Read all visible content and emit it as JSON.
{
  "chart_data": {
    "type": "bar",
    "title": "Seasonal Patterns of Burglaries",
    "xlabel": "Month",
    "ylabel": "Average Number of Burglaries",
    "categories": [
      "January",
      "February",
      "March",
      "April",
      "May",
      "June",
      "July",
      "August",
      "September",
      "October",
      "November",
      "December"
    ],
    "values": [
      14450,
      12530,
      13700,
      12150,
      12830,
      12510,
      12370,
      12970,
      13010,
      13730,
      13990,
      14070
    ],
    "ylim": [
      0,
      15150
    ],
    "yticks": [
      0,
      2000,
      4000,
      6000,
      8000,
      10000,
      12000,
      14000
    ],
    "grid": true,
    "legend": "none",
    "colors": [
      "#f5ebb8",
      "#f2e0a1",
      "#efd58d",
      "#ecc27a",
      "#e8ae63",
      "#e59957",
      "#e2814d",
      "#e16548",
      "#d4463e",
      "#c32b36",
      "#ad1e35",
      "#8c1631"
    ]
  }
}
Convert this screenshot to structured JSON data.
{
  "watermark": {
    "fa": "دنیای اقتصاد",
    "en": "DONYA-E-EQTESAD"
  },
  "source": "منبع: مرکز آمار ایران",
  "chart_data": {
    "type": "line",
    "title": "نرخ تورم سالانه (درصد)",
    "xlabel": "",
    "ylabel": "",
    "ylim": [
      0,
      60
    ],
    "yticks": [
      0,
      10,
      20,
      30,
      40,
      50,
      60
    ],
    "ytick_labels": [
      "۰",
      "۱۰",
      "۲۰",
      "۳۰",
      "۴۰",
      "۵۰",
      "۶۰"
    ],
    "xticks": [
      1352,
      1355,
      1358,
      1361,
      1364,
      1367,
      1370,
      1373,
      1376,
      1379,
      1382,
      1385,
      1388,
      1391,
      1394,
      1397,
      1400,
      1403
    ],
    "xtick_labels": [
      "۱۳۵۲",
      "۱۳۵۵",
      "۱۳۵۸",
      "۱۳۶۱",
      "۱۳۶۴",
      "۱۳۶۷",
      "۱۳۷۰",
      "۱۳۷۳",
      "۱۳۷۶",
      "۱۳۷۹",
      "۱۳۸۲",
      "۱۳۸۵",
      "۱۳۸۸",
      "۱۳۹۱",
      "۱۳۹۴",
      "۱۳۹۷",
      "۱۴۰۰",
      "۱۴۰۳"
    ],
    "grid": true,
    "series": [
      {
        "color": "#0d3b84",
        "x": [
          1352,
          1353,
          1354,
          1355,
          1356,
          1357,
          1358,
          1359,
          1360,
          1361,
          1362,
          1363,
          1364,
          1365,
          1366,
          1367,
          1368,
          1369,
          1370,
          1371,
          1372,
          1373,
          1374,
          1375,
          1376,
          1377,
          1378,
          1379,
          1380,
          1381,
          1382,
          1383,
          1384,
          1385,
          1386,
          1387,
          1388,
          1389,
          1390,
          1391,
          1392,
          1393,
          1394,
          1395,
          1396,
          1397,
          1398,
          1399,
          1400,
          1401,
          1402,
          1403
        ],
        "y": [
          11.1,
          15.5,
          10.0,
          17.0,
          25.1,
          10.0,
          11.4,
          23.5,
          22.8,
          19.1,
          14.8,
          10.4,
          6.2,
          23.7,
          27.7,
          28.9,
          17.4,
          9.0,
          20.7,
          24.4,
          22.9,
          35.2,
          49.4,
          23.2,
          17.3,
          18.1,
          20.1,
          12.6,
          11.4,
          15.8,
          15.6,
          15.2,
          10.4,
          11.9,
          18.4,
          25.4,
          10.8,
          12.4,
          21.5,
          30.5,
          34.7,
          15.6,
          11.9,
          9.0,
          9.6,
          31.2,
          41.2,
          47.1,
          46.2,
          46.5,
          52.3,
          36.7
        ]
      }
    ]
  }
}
• • • • • • •
Could you transcribe the records in full, exactly?

Read all visible content and emit it as JSON.
{
  "chart_data": {
    "type": "bar",
    "title": "Seasonal Patterns of Burglaries",
    "xlabel": "Month",
    "ylabel": "Average Number of Burglaries",
    "categories": [
      "January",
      "February",
      "March",
      "April",
      "May",
      "June",
      "July",
      "August",
      "September",
      "October",
      "November",
      "December"
    ],
    "values": [
      14450,
      12530,
      13700,
      12150,
      12830,
      12510,
      12370,
      12970,
      13010,
      13730,
      13990,
      14070
    ],
    "ylim": [
      0,
      15150
    ],
    "yticks": [
      0,
      2000,
      4000,
      6000,
      8000,
      10000,
      12000,
      14000
    ],
    "grid": true,
    "legend": "none",
    "colors": [
      "#f5ebb8",
      "#f2e0a1",
      "#efd58d",
      "#ecc27a",
      "#e8ae63",
      "#e59957",
      "#e2814d",
      "#e16548",
      "#d4463e",
      "#c32b36",
      "#ad1e35",
      "#8c1631"
    ]
  }
}
Convert this screenshot to structured JSON data.
{
  "watermark": {
    "fa": "دنیای اقتصاد",
    "en": "DONYA-E-EQTESAD"
  },
  "source": "منبع: مرکز آمار ایران",
  "chart_data": {
    "type": "line",
    "title": "نرخ تورم سالانه (درصد)",
    "xlabel": "",
    "ylabel": "",
    "ylim": [
      0,
      60
    ],
    "yticks": [
      0,
      10,
      20,
      30,
      40,
      50,
      60
    ],
    "ytick_labels": [
      "۰",
      "۱۰",
      "۲۰",
      "۳۰",
      "۴۰",
      "۵۰",
      "۶۰"
    ],
    "xticks": [
      1352,
      1355,
      1358,
      1361,
      1364,
      1367,
      1370,
      1373,
      1376,
      1379,
      1382,
      1385,
      1388,
      1391,
      1394,
      1397,
      1400,
      1403
    ],
    "xtick_labels": [
      "۱۳۵۲",
      "۱۳۵۵",
      "۱۳۵۸",
      "۱۳۶۱",
      "۱۳۶۴",
      "۱۳۶۷",
      "۱۳۷۰",
      "۱۳۷۳",
      "۱۳۷۶",
      "۱۳۷۹",
      "۱۳۸۲",
      "۱۳۸۵",
      "۱۳۸۸",
      "۱۳۹۱",
      "۱۳۹۴",
      "۱۳۹۷",
      "۱۴۰۰",
      "۱۴۰۳"
    ],
    "grid": true,
    "series": [
      {
        "color": "#0d3b84",
        "x": [
          1352,
          1353,
          1354,
          1355,
          1356,
          1357,
          1358,
          1359,
          1360,
          1361,
          1362,
          1363,
          1364,
          1365,
          1366,
          1367,
          1368,
          1369,
          1370,
          1371,
          1372,
          1373,
          1374,
          1375,
          1376,
          1377,
          1378,
          1379,
          1380,
          1381,
          1382,
          1383,
          1384,
          1385,
          1386,
          1387,
          1388,
          1389,
          1390,
          1391,
          1392,
          1393,
          1394,
          1395,
          1396,
          1397,
          1398,
          1399,
          1400,
          1401,
          1402,
          1403
        ],
        "y": [
          11.1,
          15.5,
          10.0,
          17.0,
          25.1,
          10.0,
          11.4,
          23.5,
          22.8,
          19.1,
          14.8,
          10.4,
          6.2,
          23.7,
          27.7,
          28.9,
          17.4,
          9.0,
          20.7,
          24.4,
          22.9,
          35.2,
          49.4,
          23.2,
          17.3,
          18.1,
          20.1,
          12.6,
          11.4,
          15.8,
          15.6,
          15.2,
          10.4,
          11.9,
          18.4,
          25.4,
          10.8,
          12.4,
          21.5,
          30.5,
          34.7,
          15.6,
          11.9,
          9.0,
          9.6,
          31.2,
          41.2,
          47.1,
          46.2,
          46.5,
          52.3,
          36.7
        ]
      }
    ]
  }
}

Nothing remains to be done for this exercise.